--- start ---

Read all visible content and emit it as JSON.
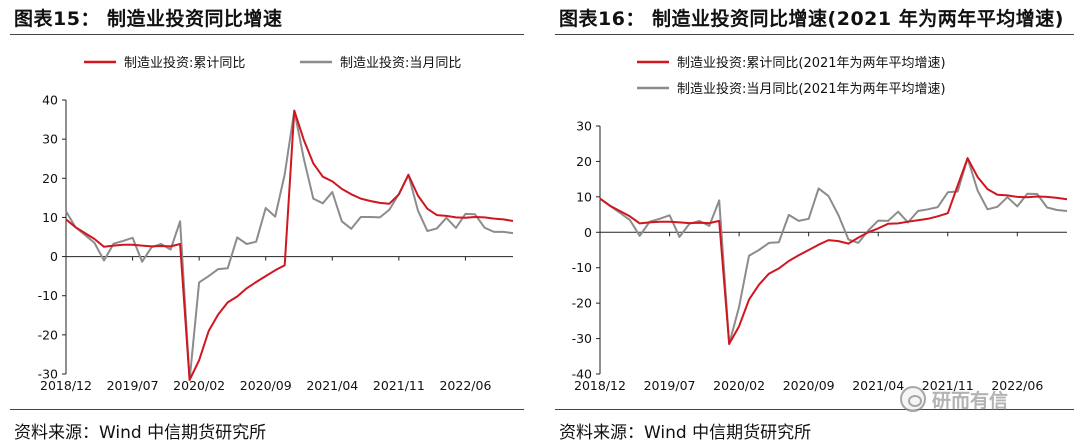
{
  "left": {
    "title": "图表15： 制造业投资同比增速",
    "source": "资料来源：Wind 中信期货研究所",
    "chart_data": {
      "type": "line",
      "title": "图表15： 制造业投资同比增速",
      "xlabel": "",
      "ylabel": "",
      "ylim": [
        -30,
        40
      ],
      "yticks": [
        -30,
        -20,
        -10,
        0,
        10,
        20,
        30,
        40
      ],
      "xtick_labels": [
        "2018/12",
        "2019/07",
        "2020/02",
        "2020/09",
        "2021/04",
        "2021/11",
        "2022/06"
      ],
      "xtick_index": [
        0,
        7,
        14,
        21,
        28,
        35,
        42
      ],
      "x_count": 48,
      "legend_position": "top",
      "series": [
        {
          "name": "制造业投资:累计同比",
          "color": "#d0161e",
          "values": [
            9.5,
            7.5,
            6,
            4.5,
            2.5,
            2.8,
            3.0,
            3.0,
            2.8,
            2.6,
            2.7,
            2.6,
            3.2,
            -31.5,
            -26.5,
            -19,
            -14.8,
            -11.7,
            -10.2,
            -8.1,
            -6.5,
            -5.0,
            -3.5,
            -2.2,
            37.3,
            29.8,
            23.8,
            20.4,
            19.2,
            17.3,
            15.9,
            14.8,
            14.2,
            13.7,
            13.5,
            15.9,
            20.9,
            15.6,
            12.2,
            10.6,
            10.4,
            10.0,
            9.9,
            10.1,
            10.0,
            9.7,
            9.5,
            9.1
          ]
        },
        {
          "name": "制造业投资:当月同比",
          "color": "#8c8c8c",
          "values": [
            11.6,
            7.5,
            5.5,
            3.5,
            -1.0,
            3.3,
            4.0,
            4.8,
            -1.3,
            2.4,
            3.2,
            1.8,
            9.0,
            -31.5,
            -6.6,
            -5.0,
            -3.2,
            -3.0,
            4.9,
            3.2,
            3.8,
            12.4,
            10.2,
            21.0,
            37.3,
            25.0,
            14.8,
            13.6,
            16.5,
            9.0,
            7.1,
            10.1,
            10.1,
            10.0,
            12.0,
            16.0,
            20.9,
            11.8,
            6.5,
            7.2,
            9.9,
            7.3,
            10.9,
            10.8,
            7.4,
            6.3,
            6.3,
            6.0
          ]
        }
      ]
    }
  },
  "right": {
    "title": "图表16： 制造业投资同比增速(2021 年为两年平均增速)",
    "source": "资料来源：Wind 中信期货研究所",
    "chart_data": {
      "type": "line",
      "title": "图表16： 制造业投资同比增速(2021 年为两年平均增速)",
      "xlabel": "",
      "ylabel": "",
      "ylim": [
        -40,
        30
      ],
      "yticks": [
        -40,
        -30,
        -20,
        -10,
        0,
        10,
        20,
        30
      ],
      "xtick_labels": [
        "2018/12",
        "2019/07",
        "2020/02",
        "2020/09",
        "2021/04",
        "2021/11",
        "2022/06"
      ],
      "xtick_index": [
        0,
        7,
        14,
        21,
        28,
        35,
        42
      ],
      "x_count": 48,
      "legend_position": "top",
      "series": [
        {
          "name": "制造业投资:累计同比(2021年为两年平均增速)",
          "color": "#d0161e",
          "values": [
            9.5,
            7.5,
            6.0,
            4.5,
            2.5,
            2.8,
            3.0,
            3.0,
            2.8,
            2.6,
            2.7,
            2.6,
            3.2,
            -31.5,
            -26.5,
            -19,
            -14.8,
            -11.7,
            -10.2,
            -8.1,
            -6.5,
            -5.0,
            -3.5,
            -2.2,
            -2.5,
            -3.2,
            -1.5,
            0.0,
            1.1,
            2.4,
            2.5,
            3.0,
            3.4,
            3.8,
            4.5,
            5.4,
            13.2,
            20.9,
            15.6,
            12.2,
            10.6,
            10.4,
            10.0,
            9.9,
            10.1,
            10.0,
            9.7,
            9.3
          ]
        },
        {
          "name": "制造业投资:当月同比(2021年为两年平均增速)",
          "color": "#8c8c8c",
          "values": [
            9.5,
            7.5,
            5.5,
            3.5,
            -1.0,
            3.0,
            3.8,
            4.8,
            -1.3,
            2.4,
            3.2,
            1.8,
            9.0,
            -31.5,
            -21.0,
            -6.6,
            -5.0,
            -3.0,
            -2.8,
            4.9,
            3.2,
            3.8,
            12.4,
            10.2,
            4.8,
            -2.0,
            -3.0,
            0.5,
            3.3,
            3.2,
            5.8,
            2.8,
            6.0,
            6.5,
            7.1,
            11.3,
            11.5,
            20.9,
            11.8,
            6.5,
            7.2,
            9.9,
            7.3,
            10.9,
            10.8,
            7.0,
            6.3,
            6.0
          ]
        }
      ]
    }
  },
  "watermark": {
    "text": "研而有信"
  }
}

--- end ---

* _TASK OBJECTIVE_:
Repeat each record exactly, with the pictures left out.

* _RESULT FOR THIS TASK_:
Read all visible content and emit it as JSON.
{
  "left": {
    "title": "图表15： 制造业投资同比增速",
    "source": "资料来源：Wind 中信期货研究所",
    "chart_data": {
      "type": "line",
      "title": "图表15： 制造业投资同比增速",
      "xlabel": "",
      "ylabel": "",
      "ylim": [
        -30,
        40
      ],
      "yticks": [
        -30,
        -20,
        -10,
        0,
        10,
        20,
        30,
        40
      ],
      "xtick_labels": [
        "2018/12",
        "2019/07",
        "2020/02",
        "2020/09",
        "2021/04",
        "2021/11",
        "2022/06"
      ],
      "xtick_index": [
        0,
        7,
        14,
        21,
        28,
        35,
        42
      ],
      "x_count": 48,
      "legend_position": "top",
      "series": [
        {
          "name": "制造业投资:累计同比",
          "color": "#d0161e",
          "values": [
            9.5,
            7.5,
            6,
            4.5,
            2.5,
            2.8,
            3.0,
            3.0,
            2.8,
            2.6,
            2.7,
            2.6,
            3.2,
            -31.5,
            -26.5,
            -19,
            -14.8,
            -11.7,
            -10.2,
            -8.1,
            -6.5,
            -5.0,
            -3.5,
            -2.2,
            37.3,
            29.8,
            23.8,
            20.4,
            19.2,
            17.3,
            15.9,
            14.8,
            14.2,
            13.7,
            13.5,
            15.9,
            20.9,
            15.6,
            12.2,
            10.6,
            10.4,
            10.0,
            9.9,
            10.1,
            10.0,
            9.7,
            9.5,
            9.1
          ]
        },
        {
          "name": "制造业投资:当月同比",
          "color": "#8c8c8c",
          "values": [
            11.6,
            7.5,
            5.5,
            3.5,
            -1.0,
            3.3,
            4.0,
            4.8,
            -1.3,
            2.4,
            3.2,
            1.8,
            9.0,
            -31.5,
            -6.6,
            -5.0,
            -3.2,
            -3.0,
            4.9,
            3.2,
            3.8,
            12.4,
            10.2,
            21.0,
            37.3,
            25.0,
            14.8,
            13.6,
            16.5,
            9.0,
            7.1,
            10.1,
            10.1,
            10.0,
            12.0,
            16.0,
            20.9,
            11.8,
            6.5,
            7.2,
            9.9,
            7.3,
            10.9,
            10.8,
            7.4,
            6.3,
            6.3,
            6.0
          ]
        }
      ]
    }
  },
  "right": {
    "title": "图表16： 制造业投资同比增速(2021 年为两年平均增速)",
    "source": "资料来源：Wind 中信期货研究所",
    "chart_data": {
      "type": "line",
      "title": "图表16： 制造业投资同比增速(2021 年为两年平均增速)",
      "xlabel": "",
      "ylabel": "",
      "ylim": [
        -40,
        30
      ],
      "yticks": [
        -40,
        -30,
        -20,
        -10,
        0,
        10,
        20,
        30
      ],
      "xtick_labels": [
        "2018/12",
        "2019/07",
        "2020/02",
        "2020/09",
        "2021/04",
        "2021/11",
        "2022/06"
      ],
      "xtick_index": [
        0,
        7,
        14,
        21,
        28,
        35,
        42
      ],
      "x_count": 48,
      "legend_position": "top",
      "series": [
        {
          "name": "制造业投资:累计同比(2021年为两年平均增速)",
          "color": "#d0161e",
          "values": [
            9.5,
            7.5,
            6.0,
            4.5,
            2.5,
            2.8,
            3.0,
            3.0,
            2.8,
            2.6,
            2.7,
            2.6,
            3.2,
            -31.5,
            -26.5,
            -19,
            -14.8,
            -11.7,
            -10.2,
            -8.1,
            -6.5,
            -5.0,
            -3.5,
            -2.2,
            -2.5,
            -3.2,
            -1.5,
            0.0,
            1.1,
            2.4,
            2.5,
            3.0,
            3.4,
            3.8,
            4.5,
            5.4,
            13.2,
            20.9,
            15.6,
            12.2,
            10.6,
            10.4,
            10.0,
            9.9,
            10.1,
            10.0,
            9.7,
            9.3
          ]
        },
        {
          "name": "制造业投资:当月同比(2021年为两年平均增速)",
          "color": "#8c8c8c",
          "values": [
            9.5,
            7.5,
            5.5,
            3.5,
            -1.0,
            3.0,
            3.8,
            4.8,
            -1.3,
            2.4,
            3.2,
            1.8,
            9.0,
            -31.5,
            -21.0,
            -6.6,
            -5.0,
            -3.0,
            -2.8,
            4.9,
            3.2,
            3.8,
            12.4,
            10.2,
            4.8,
            -2.0,
            -3.0,
            0.5,
            3.3,
            3.2,
            5.8,
            2.8,
            6.0,
            6.5,
            7.1,
            11.3,
            11.5,
            20.9,
            11.8,
            6.5,
            7.2,
            9.9,
            7.3,
            10.9,
            10.8,
            7.0,
            6.3,
            6.0
          ]
        }
      ]
    }
  },
  "watermark": {
    "text": "研而有信"
  }
}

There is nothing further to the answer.